> [GOAL OF THE EXERCISE]
The pictures are to be left out when the listing below is reproduced word for word.

☆ ☆ ☆

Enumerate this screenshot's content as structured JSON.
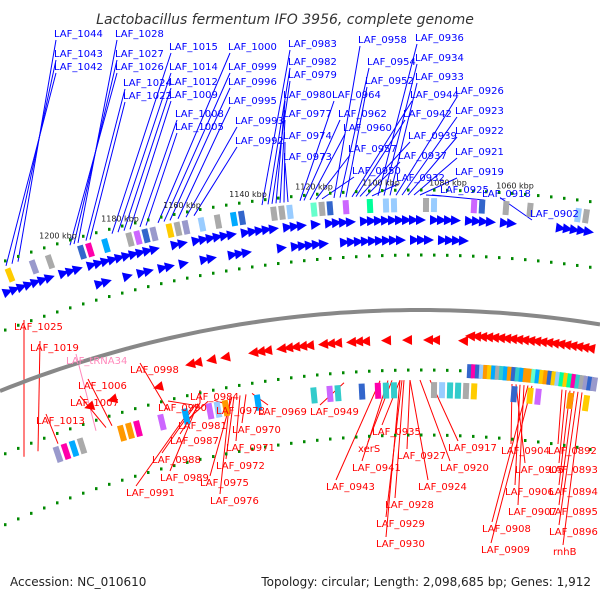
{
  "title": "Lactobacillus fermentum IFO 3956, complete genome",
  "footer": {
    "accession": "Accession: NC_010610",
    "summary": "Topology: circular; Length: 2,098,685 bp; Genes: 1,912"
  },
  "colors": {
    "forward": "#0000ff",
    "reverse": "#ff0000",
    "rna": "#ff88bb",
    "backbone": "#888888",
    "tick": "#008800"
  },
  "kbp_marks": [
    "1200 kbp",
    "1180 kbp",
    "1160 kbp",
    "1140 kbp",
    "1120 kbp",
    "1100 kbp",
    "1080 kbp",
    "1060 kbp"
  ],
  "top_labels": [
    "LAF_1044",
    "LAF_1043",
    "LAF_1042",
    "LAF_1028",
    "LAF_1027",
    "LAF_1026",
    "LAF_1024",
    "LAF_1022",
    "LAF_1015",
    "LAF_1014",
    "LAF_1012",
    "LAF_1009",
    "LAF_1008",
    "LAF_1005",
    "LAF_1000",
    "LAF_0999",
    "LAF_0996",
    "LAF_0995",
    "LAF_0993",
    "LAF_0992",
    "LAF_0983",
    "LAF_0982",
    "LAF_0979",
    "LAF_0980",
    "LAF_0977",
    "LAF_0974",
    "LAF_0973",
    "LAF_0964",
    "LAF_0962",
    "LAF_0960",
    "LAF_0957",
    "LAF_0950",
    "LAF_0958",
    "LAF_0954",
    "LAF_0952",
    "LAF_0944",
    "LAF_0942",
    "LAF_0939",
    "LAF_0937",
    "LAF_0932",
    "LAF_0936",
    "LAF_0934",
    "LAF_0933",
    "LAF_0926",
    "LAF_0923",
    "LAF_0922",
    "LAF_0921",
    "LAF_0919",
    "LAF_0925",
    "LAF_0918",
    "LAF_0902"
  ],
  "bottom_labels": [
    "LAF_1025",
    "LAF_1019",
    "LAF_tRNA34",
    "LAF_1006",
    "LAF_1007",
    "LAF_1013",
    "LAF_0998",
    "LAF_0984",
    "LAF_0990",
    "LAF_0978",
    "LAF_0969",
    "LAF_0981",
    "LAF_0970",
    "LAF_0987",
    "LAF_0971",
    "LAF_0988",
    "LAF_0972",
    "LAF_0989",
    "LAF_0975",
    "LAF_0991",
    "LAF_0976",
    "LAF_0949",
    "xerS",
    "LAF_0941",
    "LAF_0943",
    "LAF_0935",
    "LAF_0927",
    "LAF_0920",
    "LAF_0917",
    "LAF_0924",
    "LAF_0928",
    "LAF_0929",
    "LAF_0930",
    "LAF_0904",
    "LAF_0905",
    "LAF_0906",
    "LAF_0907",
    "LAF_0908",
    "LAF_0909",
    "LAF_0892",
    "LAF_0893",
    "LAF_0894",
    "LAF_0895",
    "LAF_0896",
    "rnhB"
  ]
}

☆ ☆ ☆

> [SOLUTION FOR THIS EXERCISE]
Enumerate this screenshot's content as structured JSON.
{
  "title": "Lactobacillus fermentum IFO 3956, complete genome",
  "footer": {
    "accession": "Accession: NC_010610",
    "summary": "Topology: circular; Length: 2,098,685 bp; Genes: 1,912"
  },
  "colors": {
    "forward": "#0000ff",
    "reverse": "#ff0000",
    "rna": "#ff88bb",
    "backbone": "#888888",
    "tick": "#008800"
  },
  "kbp_marks": [
    "1200 kbp",
    "1180 kbp",
    "1160 kbp",
    "1140 kbp",
    "1120 kbp",
    "1100 kbp",
    "1080 kbp",
    "1060 kbp"
  ],
  "top_labels": [
    "LAF_1044",
    "LAF_1043",
    "LAF_1042",
    "LAF_1028",
    "LAF_1027",
    "LAF_1026",
    "LAF_1024",
    "LAF_1022",
    "LAF_1015",
    "LAF_1014",
    "LAF_1012",
    "LAF_1009",
    "LAF_1008",
    "LAF_1005",
    "LAF_1000",
    "LAF_0999",
    "LAF_0996",
    "LAF_0995",
    "LAF_0993",
    "LAF_0992",
    "LAF_0983",
    "LAF_0982",
    "LAF_0979",
    "LAF_0980",
    "LAF_0977",
    "LAF_0974",
    "LAF_0973",
    "LAF_0964",
    "LAF_0962",
    "LAF_0960",
    "LAF_0957",
    "LAF_0950",
    "LAF_0958",
    "LAF_0954",
    "LAF_0952",
    "LAF_0944",
    "LAF_0942",
    "LAF_0939",
    "LAF_0937",
    "LAF_0932",
    "LAF_0936",
    "LAF_0934",
    "LAF_0933",
    "LAF_0926",
    "LAF_0923",
    "LAF_0922",
    "LAF_0921",
    "LAF_0919",
    "LAF_0925",
    "LAF_0918",
    "LAF_0902"
  ],
  "bottom_labels": [
    "LAF_1025",
    "LAF_1019",
    "LAF_tRNA34",
    "LAF_1006",
    "LAF_1007",
    "LAF_1013",
    "LAF_0998",
    "LAF_0984",
    "LAF_0990",
    "LAF_0978",
    "LAF_0969",
    "LAF_0981",
    "LAF_0970",
    "LAF_0987",
    "LAF_0971",
    "LAF_0988",
    "LAF_0972",
    "LAF_0989",
    "LAF_0975",
    "LAF_0991",
    "LAF_0976",
    "LAF_0949",
    "xerS",
    "LAF_0941",
    "LAF_0943",
    "LAF_0935",
    "LAF_0927",
    "LAF_0920",
    "LAF_0917",
    "LAF_0924",
    "LAF_0928",
    "LAF_0929",
    "LAF_0930",
    "LAF_0904",
    "LAF_0905",
    "LAF_0906",
    "LAF_0907",
    "LAF_0908",
    "LAF_0909",
    "LAF_0892",
    "LAF_0893",
    "LAF_0894",
    "LAF_0895",
    "LAF_0896",
    "rnhB"
  ]
}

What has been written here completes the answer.